- Exercise prompt: The listing must be reproduced in full, exactly as it stands.

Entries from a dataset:
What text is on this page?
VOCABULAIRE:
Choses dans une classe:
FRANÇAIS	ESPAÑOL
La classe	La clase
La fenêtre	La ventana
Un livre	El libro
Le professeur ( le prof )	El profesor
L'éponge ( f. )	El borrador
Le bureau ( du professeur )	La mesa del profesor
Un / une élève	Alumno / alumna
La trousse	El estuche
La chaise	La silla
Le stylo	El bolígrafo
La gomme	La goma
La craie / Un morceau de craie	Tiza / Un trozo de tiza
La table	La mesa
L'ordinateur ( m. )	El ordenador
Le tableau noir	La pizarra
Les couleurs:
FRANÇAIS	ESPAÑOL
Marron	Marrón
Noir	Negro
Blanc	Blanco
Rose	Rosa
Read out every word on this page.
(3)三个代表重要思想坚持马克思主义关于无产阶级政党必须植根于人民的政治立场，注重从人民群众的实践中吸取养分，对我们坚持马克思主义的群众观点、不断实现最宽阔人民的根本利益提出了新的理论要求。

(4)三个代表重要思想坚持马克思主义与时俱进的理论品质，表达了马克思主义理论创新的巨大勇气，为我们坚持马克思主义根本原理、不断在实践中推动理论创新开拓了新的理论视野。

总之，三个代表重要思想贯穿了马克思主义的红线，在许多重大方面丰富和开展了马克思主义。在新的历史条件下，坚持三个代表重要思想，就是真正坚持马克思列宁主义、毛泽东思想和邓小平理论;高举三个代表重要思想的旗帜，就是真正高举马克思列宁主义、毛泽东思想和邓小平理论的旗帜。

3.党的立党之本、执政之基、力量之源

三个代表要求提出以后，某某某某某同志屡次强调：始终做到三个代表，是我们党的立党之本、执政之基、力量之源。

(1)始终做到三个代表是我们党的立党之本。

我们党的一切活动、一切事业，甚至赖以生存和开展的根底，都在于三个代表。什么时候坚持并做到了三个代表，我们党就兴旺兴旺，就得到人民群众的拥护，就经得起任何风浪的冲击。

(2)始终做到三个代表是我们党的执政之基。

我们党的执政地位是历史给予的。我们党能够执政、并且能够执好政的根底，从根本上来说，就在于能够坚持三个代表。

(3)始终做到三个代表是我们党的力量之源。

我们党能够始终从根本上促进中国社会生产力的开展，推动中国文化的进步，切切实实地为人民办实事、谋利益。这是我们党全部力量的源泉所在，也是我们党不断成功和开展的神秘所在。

- Exercise solution:
What text is on this page?
VOCABULAIRE:
Choses dans une classe:
FRANÇAIS	ESPAÑOL
La classe	La clase
La fenêtre	La ventana
Un livre	El libro
Le professeur ( le prof )	El profesor
L'éponge ( f. )	El borrador
Le bureau ( du professeur )	La mesa del profesor
Un / une élève	Alumno / alumna
La trousse	El estuche
La chaise	La silla
Le stylo	El bolígrafo
La gomme	La goma
La craie / Un morceau de craie	Tiza / Un trozo de tiza
La table	La mesa
L'ordinateur ( m. )	El ordenador
Le tableau noir	La pizarra
Les couleurs:
FRANÇAIS	ESPAÑOL
Marron	Marrón
Noir	Negro
Blanc	Blanco
Rose	Rosa
Read out every word on this page.
(3)三个代表重要思想坚持马克思主义关于无产阶级政党必须植根于人民的政治立场，注重从人民群众的实践中吸取养分，对我们坚持马克思主义的群众观点、不断实现最宽阔人民的根本利益提出了新的理论要求。

(4)三个代表重要思想坚持马克思主义与时俱进的理论品质，表达了马克思主义理论创新的巨大勇气，为我们坚持马克思主义根本原理、不断在实践中推动理论创新开拓了新的理论视野。

总之，三个代表重要思想贯穿了马克思主义的红线，在许多重大方面丰富和开展了马克思主义。在新的历史条件下，坚持三个代表重要思想，就是真正坚持马克思列宁主义、毛泽东思想和邓小平理论;高举三个代表重要思想的旗帜，就是真正高举马克思列宁主义、毛泽东思想和邓小平理论的旗帜。

3.党的立党之本、执政之基、力量之源

三个代表要求提出以后，某某某某某同志屡次强调：始终做到三个代表，是我们党的立党之本、执政之基、力量之源。

(1)始终做到三个代表是我们党的立党之本。

我们党的一切活动、一切事业，甚至赖以生存和开展的根底，都在于三个代表。什么时候坚持并做到了三个代表，我们党就兴旺兴旺，就得到人民群众的拥护，就经得起任何风浪的冲击。

(2)始终做到三个代表是我们党的执政之基。

我们党的执政地位是历史给予的。我们党能够执政、并且能够执好政的根底，从根本上来说，就在于能够坚持三个代表。

(3)始终做到三个代表是我们党的力量之源。

我们党能够始终从根本上促进中国社会生产力的开展，推动中国文化的进步，切切实实地为人民办实事、谋利益。这是我们党全部力量的源泉所在，也是我们党不断成功和开展的神秘所在。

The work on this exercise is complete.